OBJECTIF A: Relevez les dettes que le texte source énumère entre parenthèses.
--- --- ---
Cette profession vous passionne et vous aimeriez que ses problèmes soient davantage pris en compte. Vous êtes nombreux à nous écrire pour nous faire part de vos coups de cœur comme de vos coups de colère. Quelques morceaux choisis dans lesquels vous vous retrouverez.

Lettre ouverte aux jeunes diplômés

Suite à la lettre d'un jeune diplômé (BTS hôtellerie) de mon département parue dans le journal n° 2594 du 31 décembre 1998, je tenais à répondre à cet homme plein de fougue.

Je vais me permettre de te tutoyer, car j'ai 29 ans, je suis titulaire de mon BTS hôtellerie et je pense donc être assez proche de toi. La seule différence qui nous distingue, c'est que je suis un chef d'entreprise indépendant (hôtel-restaurant) depuis 5 ans. L'objectif de ma lettre n'est pas de critiquer tes propos, je veux simplement t'apporter mon expérience et répondre à tes commentaires, de manière complètement transparente. Je te laisserai le soin d'en tirer tes conclusions et de nuancer à l'avenir tes réflexions, car chaque entreprise est un cas unique et la généralité est dans tout domaine, par définition, réductrice. En sortant de l'école hôtelière de Paris, avec mes CAP/BEP/BTH et BTS en poche, je n'avais qu'un but à atteindre et un rêve que nous avions pour la plupart à cette époque-là : devenir patron d'un établissement. Après mon service militaire et 3 ans d'activité salariale en restauration, nous décidons avec mon épouse, elle-même titulaire d'un BTH en hôtellerie, de faire le grand saut. Avec quelques économies et l'aide de nos familles, nous calculons notre trésor de guerre et partons à la recherche d'un établissement. Six mois plus tard, nous nous installons dans un hôtel-restaurant en campagne. Le défi est lancé ! Mon épouse tient l'hôtel et la salle de restaurant et moi la cuisine. Nous avons quatre employés et un apprenti pour relever le challenge. A partir du premier jour, tu t'aperçois que la joie qui devrait te remplir est nuancée par une question que tu te poses immédiatement : pourrai-je, à la fin du mois, honorer mes dettes (emprunts, salaires, fournisseurs). Tu te gâches déjà involontairement le moment que tu attendais depuis si longtemps, tu te reprends et tu réfléchis. Quoi qu'il en soit, j'ai fait un prévisionnel, le banquier a eu confiance en moi puisque je suis là ; mais s'il y avait moins de clients qu'avec mon prédécesseur ? Tu doutes et tu avances doucement. Un an est déjà passé. C'est fou tu n'as rien vu, tes prévisions se tiennent mais de temps en temps c'est fragile ; ne nous emballons pas. La deuxième année, tu confortes ta position, tu te développes, la troisième tu te dis qu'un cap psychologique est passé, mais que la position reste fragile.
--- --- ---
OBJECTIF B: Recopiez, s'il vous plaît, les lignes de la liste, depuis sa première ligne jusqu'à celle qui contient « watermark-en: DevZe.CoM bbox=[2228, 1346, 2480, 1395] », toutes deux comprises.
--- --- ---
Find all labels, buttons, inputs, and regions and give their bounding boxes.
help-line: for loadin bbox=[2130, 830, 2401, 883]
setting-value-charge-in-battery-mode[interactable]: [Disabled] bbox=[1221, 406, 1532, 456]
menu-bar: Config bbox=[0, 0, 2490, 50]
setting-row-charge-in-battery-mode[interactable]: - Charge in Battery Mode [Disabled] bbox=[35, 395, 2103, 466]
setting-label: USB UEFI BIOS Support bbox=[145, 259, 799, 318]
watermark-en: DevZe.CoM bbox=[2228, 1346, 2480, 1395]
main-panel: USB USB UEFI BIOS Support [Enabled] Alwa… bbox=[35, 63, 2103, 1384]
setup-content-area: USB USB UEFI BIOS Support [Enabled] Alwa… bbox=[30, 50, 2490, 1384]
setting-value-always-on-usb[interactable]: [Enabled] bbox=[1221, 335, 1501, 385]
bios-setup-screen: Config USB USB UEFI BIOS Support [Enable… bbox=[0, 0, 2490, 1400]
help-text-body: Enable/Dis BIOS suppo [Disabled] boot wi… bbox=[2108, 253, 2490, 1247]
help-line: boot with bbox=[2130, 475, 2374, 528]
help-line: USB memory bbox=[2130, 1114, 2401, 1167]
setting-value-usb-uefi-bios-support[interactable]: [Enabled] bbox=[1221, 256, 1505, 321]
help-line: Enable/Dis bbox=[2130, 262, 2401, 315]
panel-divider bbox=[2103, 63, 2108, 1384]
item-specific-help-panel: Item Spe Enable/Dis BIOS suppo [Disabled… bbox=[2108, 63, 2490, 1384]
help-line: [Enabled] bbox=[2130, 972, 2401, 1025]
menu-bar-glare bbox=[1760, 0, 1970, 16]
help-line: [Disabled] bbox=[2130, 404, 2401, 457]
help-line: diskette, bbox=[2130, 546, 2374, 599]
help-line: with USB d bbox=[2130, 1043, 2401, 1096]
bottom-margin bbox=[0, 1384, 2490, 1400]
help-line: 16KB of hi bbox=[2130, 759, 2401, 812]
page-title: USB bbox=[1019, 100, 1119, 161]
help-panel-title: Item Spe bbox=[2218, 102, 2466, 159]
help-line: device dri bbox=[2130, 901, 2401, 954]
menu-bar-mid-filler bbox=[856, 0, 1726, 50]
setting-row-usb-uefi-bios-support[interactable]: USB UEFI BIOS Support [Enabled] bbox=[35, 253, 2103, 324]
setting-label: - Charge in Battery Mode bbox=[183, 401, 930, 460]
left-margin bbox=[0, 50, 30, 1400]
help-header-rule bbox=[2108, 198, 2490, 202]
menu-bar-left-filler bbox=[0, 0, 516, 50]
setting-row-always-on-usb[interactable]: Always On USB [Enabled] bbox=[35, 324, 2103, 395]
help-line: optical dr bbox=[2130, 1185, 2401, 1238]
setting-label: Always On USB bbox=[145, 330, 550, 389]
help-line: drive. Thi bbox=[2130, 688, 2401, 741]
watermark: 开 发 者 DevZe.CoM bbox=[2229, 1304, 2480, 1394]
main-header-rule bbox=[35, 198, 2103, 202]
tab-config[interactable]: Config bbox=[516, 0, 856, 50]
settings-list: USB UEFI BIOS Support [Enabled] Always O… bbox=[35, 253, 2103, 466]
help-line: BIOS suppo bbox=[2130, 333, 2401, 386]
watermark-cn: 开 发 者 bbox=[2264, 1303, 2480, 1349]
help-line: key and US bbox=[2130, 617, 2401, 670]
--- --- ---
SORTIE COMPLÈTE A: emprunts, salaires, fournisseurs

SORTIE COMPLÈTE B:
Find all labels, buttons, inputs, and regions and give their bounding boxes.
help-line: for loadin bbox=[2130, 830, 2401, 883]
setting-value-charge-in-battery-mode[interactable]: [Disabled] bbox=[1221, 406, 1532, 456]
menu-bar: Config bbox=[0, 0, 2490, 50]
setting-row-charge-in-battery-mode[interactable]: - Charge in Battery Mode [Disabled] bbox=[35, 395, 2103, 466]
setting-label: USB UEFI BIOS Support bbox=[145, 259, 799, 318]
watermark-en: DevZe.CoM bbox=[2228, 1346, 2480, 1395]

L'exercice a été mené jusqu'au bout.